• TEXT UNDER STUDY:
BEGIN
The company achieved approximately $790 million of annualized run rate adjusted EBITDA synergies since the close of the Level 3 transaction. This compares to $675 million reported in the previous quarter. We generated adjusted EBITDA of $2.287 billion. On a pro proforma basis, the company has expanded year-over-year adjusted EBITDA margin to 39.3% from 35.5% from the year ago quarter. The company has generated free cash flow of $1.163 billion and the company has reiterating the outlook for full year 2018 adjusted EBITDA of $9 billion to $9.15 billion.

Moreover, Free Cash Flow, excluding integration-related expenses and special items, was $1.163 billion in the third quarter 2018, compared to $600 million in the third quarter 2017 on a pro forma basis. As of September 30, 2018, CenturyLink had cash and cash equivalents of $390 million.

During the third quarter 2018, the company had received a tax refund of $392 million and made a $400 million contribution to its pension plan. Year-to-date, the company has contributed a total of $500 million to the pension plan.
END
• EXERCISES:
- a) According to the CenturyLink earnings text, how much cash and cash equivalents did CenturyLink hold as of September 30, 2018?
- b) Reproduce the passage of the CenturyLink earnings text from "The company achieved" to "of $390 million." verbatim.
- c) Resume the CenturyLink earnings text, picking up after its final sentence.

• GIVEN RECORDS:
BEGIN
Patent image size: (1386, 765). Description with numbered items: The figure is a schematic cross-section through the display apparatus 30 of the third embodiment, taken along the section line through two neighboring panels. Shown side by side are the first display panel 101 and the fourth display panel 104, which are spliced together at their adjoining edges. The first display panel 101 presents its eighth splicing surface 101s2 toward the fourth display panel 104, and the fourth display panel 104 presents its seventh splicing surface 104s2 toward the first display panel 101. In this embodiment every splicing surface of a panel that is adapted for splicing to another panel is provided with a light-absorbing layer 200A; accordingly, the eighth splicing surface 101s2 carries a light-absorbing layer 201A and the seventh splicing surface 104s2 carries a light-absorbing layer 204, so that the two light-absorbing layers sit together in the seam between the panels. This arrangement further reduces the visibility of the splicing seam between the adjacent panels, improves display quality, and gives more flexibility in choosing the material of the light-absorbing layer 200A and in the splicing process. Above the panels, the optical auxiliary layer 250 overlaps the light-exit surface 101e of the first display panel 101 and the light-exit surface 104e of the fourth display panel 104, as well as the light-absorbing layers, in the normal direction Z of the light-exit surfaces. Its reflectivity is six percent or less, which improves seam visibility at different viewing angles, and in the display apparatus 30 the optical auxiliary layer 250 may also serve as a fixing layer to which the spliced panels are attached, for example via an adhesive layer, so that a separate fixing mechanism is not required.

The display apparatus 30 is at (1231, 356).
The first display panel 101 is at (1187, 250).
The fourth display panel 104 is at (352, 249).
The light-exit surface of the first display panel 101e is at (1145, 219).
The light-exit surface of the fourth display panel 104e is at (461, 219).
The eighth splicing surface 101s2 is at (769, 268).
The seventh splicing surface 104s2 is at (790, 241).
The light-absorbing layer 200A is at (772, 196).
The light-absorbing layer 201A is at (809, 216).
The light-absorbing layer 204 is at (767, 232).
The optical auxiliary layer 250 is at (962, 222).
END
• EXERCISE RESULTS:
- a) $390 million

- b)
The company achieved approximately $790 million of annualized run rate adjusted EBITDA synergies since the close of the Level 3 transaction. This compares to $675 million reported in the previous quarter. We generated adjusted EBITDA of $2.287 billion. On a pro proforma basis, the company has expanded year-over-year adjusted EBITDA margin to 39.3% from 35.5% from the year ago quarter. The company has generated free cash flow of $1.163 billion and the company has reiterating the outlook for full year 2018 adjusted EBITDA of $9 billion to $9.15 billion.

Moreover, Free Cash Flow, excluding integration-related expenses and special items, was $1.163 billion in the third quarter 2018, compared to $600 million in the third quarter 2017 on a pro forma basis. As of September 30, 2018, CenturyLink had cash and cash equivalents of $390 million.

- c)
CenturyLink exited the third quarter 2018 with approximately $790 million of annualized run-rate Adjusted EBITDA synergies, related to the Level 3 acquisition, compared to $675 million as of the end of the second quarter 2018.

Integration-related expenses and special items in the third quarter 2018 were $94 million, of which $59 million impacted Adjusted EBITDA and $60 million impacted Free Cash Flow.

CTL in the third quarter of FY 18 has reported the adjusted earnings per share of 30 cents, beating the analysts’ estimates for the adjusted earnings per share of 27 cents. The company had reported 3.5 percent fall in the adjusted revenue to $5.82 billion in the third quarter of FY 18, missing the analysts’ estimates for revenue of $5.89 billion.